» **Stated task**
The records underneath are to be repeated exactly, with the pictures left out.

» **Listed records**
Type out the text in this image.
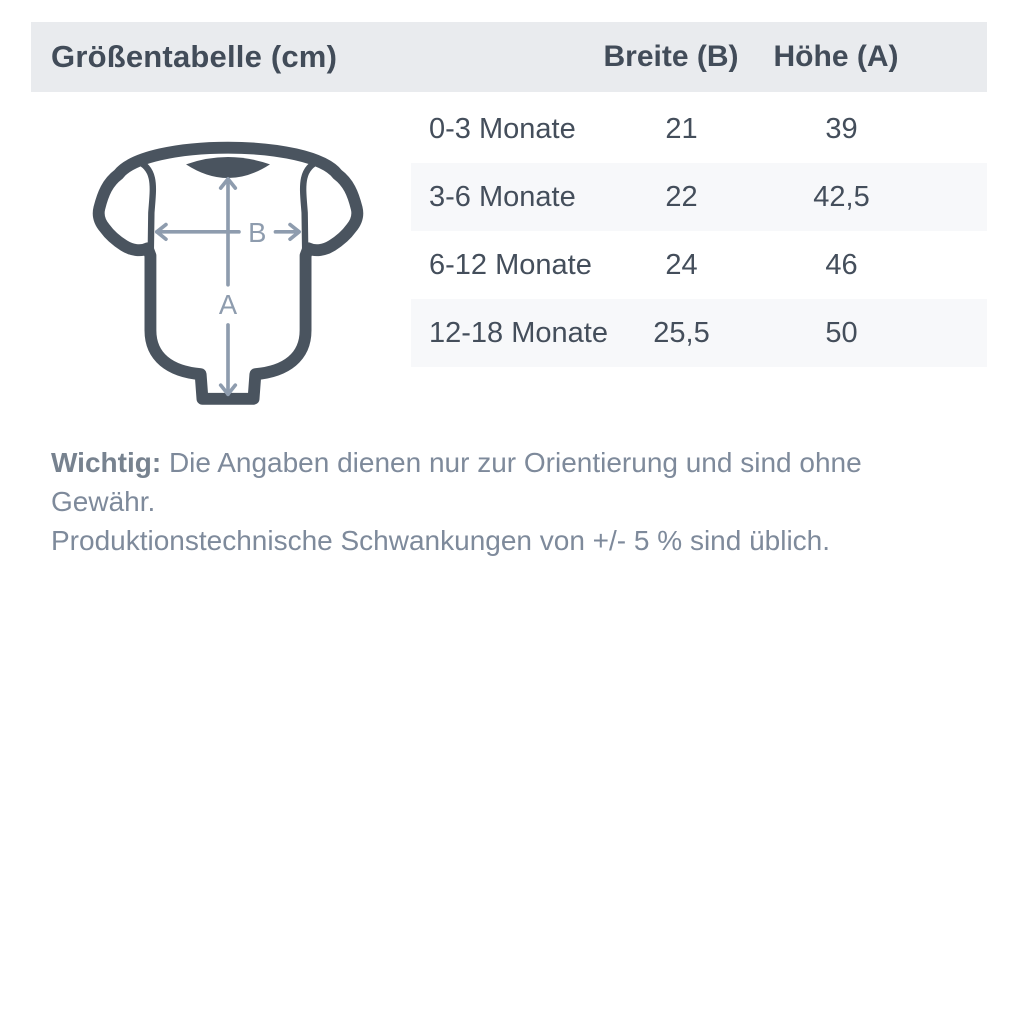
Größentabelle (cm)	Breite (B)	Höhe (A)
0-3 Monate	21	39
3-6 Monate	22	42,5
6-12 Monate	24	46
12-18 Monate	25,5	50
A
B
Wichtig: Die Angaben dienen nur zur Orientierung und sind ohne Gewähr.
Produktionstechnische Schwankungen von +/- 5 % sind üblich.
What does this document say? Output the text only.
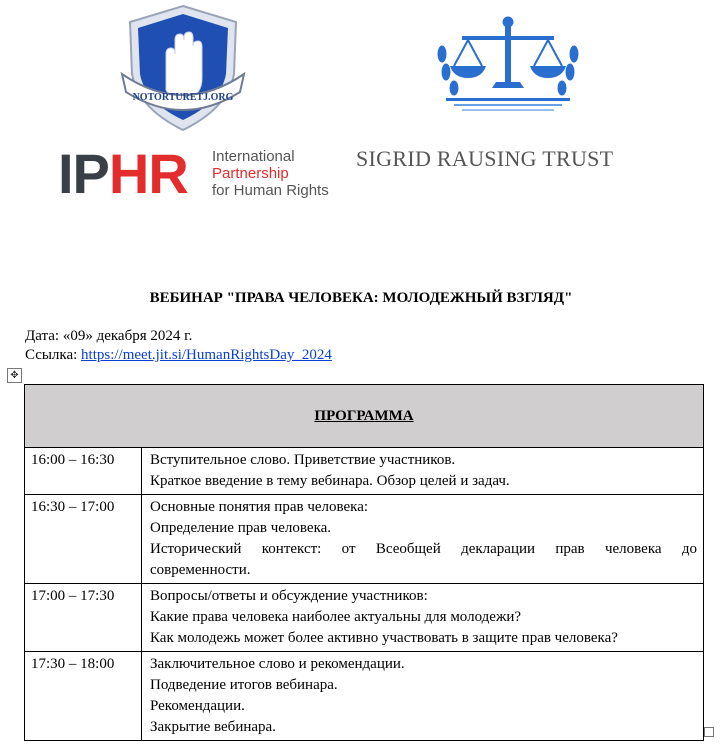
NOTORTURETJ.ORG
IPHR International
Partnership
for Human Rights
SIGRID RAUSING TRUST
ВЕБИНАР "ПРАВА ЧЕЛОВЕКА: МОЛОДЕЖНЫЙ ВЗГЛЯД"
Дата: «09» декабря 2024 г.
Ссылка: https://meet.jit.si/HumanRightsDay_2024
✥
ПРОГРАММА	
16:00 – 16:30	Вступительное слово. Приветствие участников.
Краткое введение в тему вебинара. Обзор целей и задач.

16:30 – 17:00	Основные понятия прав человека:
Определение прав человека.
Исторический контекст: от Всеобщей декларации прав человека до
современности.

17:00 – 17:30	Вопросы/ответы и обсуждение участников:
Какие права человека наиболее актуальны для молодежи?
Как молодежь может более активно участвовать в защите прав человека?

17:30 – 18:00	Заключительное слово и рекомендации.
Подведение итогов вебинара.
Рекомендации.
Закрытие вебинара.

» **Complete response**
Type out the text in this image.
Größentabelle (cm)	Breite (B)	Höhe (A)
0-3 Monate	21	39
3-6 Monate	22	42,5
6-12 Monate	24	46
12-18 Monate	25,5	50
A
B
Wichtig: Die Angaben dienen nur zur Orientierung und sind ohne Gewähr.
Produktionstechnische Schwankungen von +/- 5 % sind üblich.
What does this document say? Output the text only.
NOTORTURETJ.ORG
IPHR International
Partnership
for Human Rights
SIGRID RAUSING TRUST
ВЕБИНАР "ПРАВА ЧЕЛОВЕКА: МОЛОДЕЖНЫЙ ВЗГЛЯД"
Дата: «09» декабря 2024 г.
Ссылка: https://meet.jit.si/HumanRightsDay_2024
✥
ПРОГРАММА	
16:00 – 16:30	Вступительное слово. Приветствие участников.
Краткое введение в тему вебинара. Обзор целей и задач.

16:30 – 17:00	Основные понятия прав человека:
Определение прав человека.
Исторический контекст: от Всеобщей декларации прав человека до
современности.

17:00 – 17:30	Вопросы/ответы и обсуждение участников:
Какие права человека наиболее актуальны для молодежи?
Как молодежь может более активно участвовать в защите прав человека?

17:30 – 18:00	Заключительное слово и рекомендации.
Подведение итогов вебинара.
Рекомендации.
Закрытие вебинара.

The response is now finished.